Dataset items
------------
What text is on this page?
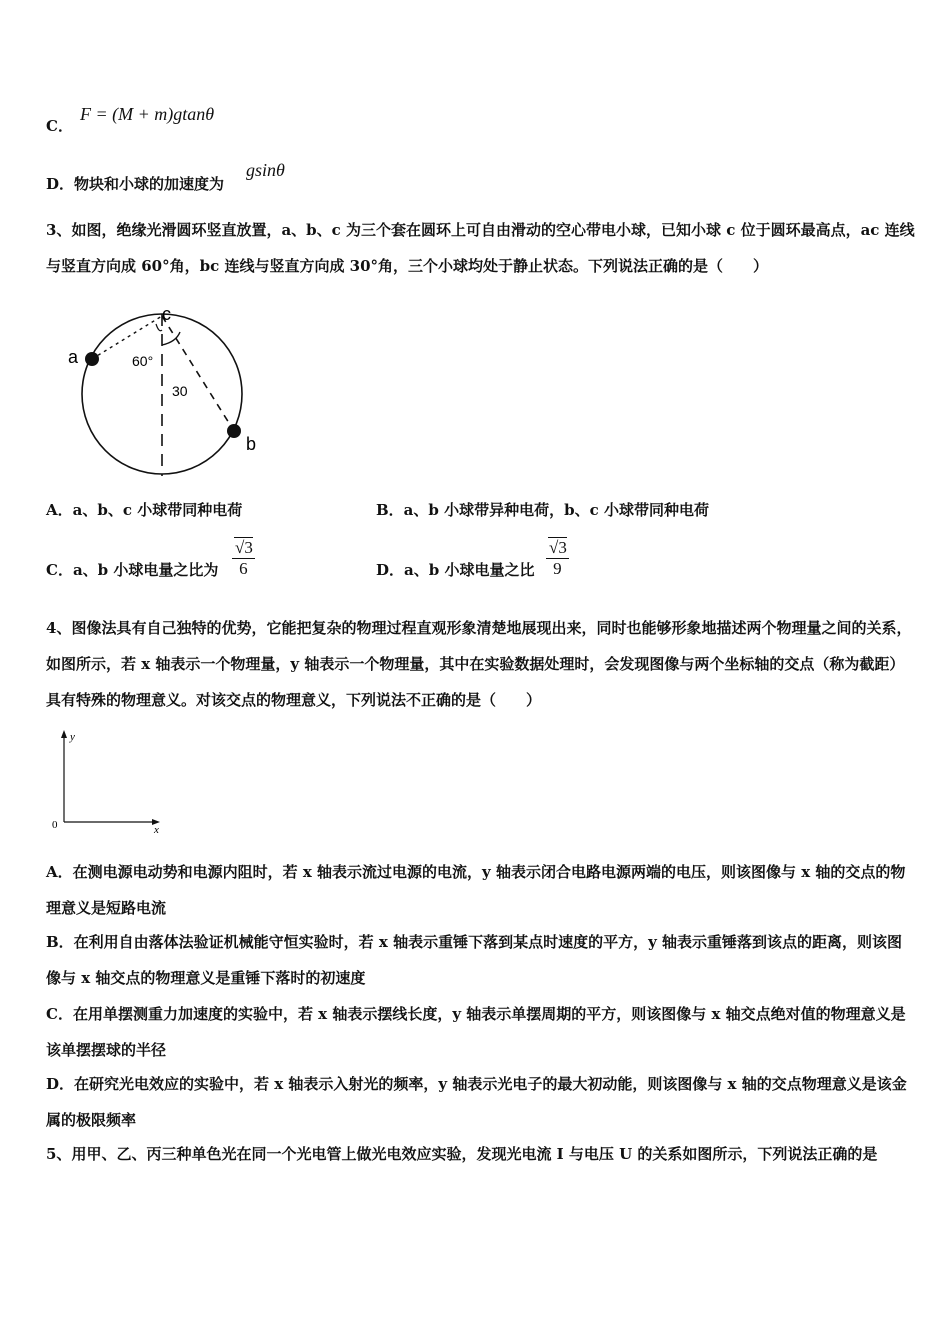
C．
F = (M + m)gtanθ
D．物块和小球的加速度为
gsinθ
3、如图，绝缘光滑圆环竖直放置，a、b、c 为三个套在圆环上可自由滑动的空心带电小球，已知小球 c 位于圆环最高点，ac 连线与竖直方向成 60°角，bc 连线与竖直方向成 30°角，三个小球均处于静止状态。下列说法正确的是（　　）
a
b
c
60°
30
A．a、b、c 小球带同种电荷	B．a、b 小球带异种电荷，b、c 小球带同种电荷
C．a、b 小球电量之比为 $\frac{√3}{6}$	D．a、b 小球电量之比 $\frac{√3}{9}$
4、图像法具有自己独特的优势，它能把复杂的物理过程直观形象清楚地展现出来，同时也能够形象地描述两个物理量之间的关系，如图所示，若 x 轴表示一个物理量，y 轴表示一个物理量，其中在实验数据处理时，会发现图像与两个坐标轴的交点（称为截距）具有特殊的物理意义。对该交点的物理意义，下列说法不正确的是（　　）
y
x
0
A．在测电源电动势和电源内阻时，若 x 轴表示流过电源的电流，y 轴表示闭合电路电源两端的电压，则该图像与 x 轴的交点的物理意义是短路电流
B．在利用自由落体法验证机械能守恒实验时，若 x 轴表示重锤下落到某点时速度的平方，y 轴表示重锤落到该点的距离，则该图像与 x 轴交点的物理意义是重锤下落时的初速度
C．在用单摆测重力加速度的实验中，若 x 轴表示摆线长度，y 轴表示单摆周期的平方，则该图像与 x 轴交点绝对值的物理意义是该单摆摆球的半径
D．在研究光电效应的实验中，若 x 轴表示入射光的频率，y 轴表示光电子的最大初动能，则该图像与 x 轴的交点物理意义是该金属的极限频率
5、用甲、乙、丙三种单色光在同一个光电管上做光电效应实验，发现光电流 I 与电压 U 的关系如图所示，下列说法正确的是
------------
→ STATED TASK: Restate the data above exactly, stripping out each image.

→ REPLY:
What text is on this page?
C．
F = (M + m)gtanθ
D．物块和小球的加速度为
gsinθ
3、如图，绝缘光滑圆环竖直放置，a、b、c 为三个套在圆环上可自由滑动的空心带电小球，已知小球 c 位于圆环最高点，ac 连线与竖直方向成 60°角，bc 连线与竖直方向成 30°角，三个小球均处于静止状态。下列说法正确的是（　　）
a
b
c
60°
30
A．a、b、c 小球带同种电荷	B．a、b 小球带异种电荷，b、c 小球带同种电荷
C．a、b 小球电量之比为 $\frac{√3}{6}$	D．a、b 小球电量之比 $\frac{√3}{9}$
4、图像法具有自己独特的优势，它能把复杂的物理过程直观形象清楚地展现出来，同时也能够形象地描述两个物理量之间的关系，如图所示，若 x 轴表示一个物理量，y 轴表示一个物理量，其中在实验数据处理时，会发现图像与两个坐标轴的交点（称为截距）具有特殊的物理意义。对该交点的物理意义，下列说法不正确的是（　　）
y
x
0
A．在测电源电动势和电源内阻时，若 x 轴表示流过电源的电流，y 轴表示闭合电路电源两端的电压，则该图像与 x 轴的交点的物理意义是短路电流
B．在利用自由落体法验证机械能守恒实验时，若 x 轴表示重锤下落到某点时速度的平方，y 轴表示重锤落到该点的距离，则该图像与 x 轴交点的物理意义是重锤下落时的初速度
C．在用单摆测重力加速度的实验中，若 x 轴表示摆线长度，y 轴表示单摆周期的平方，则该图像与 x 轴交点绝对值的物理意义是该单摆摆球的半径
D．在研究光电效应的实验中，若 x 轴表示入射光的频率，y 轴表示光电子的最大初动能，则该图像与 x 轴的交点物理意义是该金属的极限频率
5、用甲、乙、丙三种单色光在同一个光电管上做光电效应实验，发现光电流 I 与电压 U 的关系如图所示，下列说法正确的是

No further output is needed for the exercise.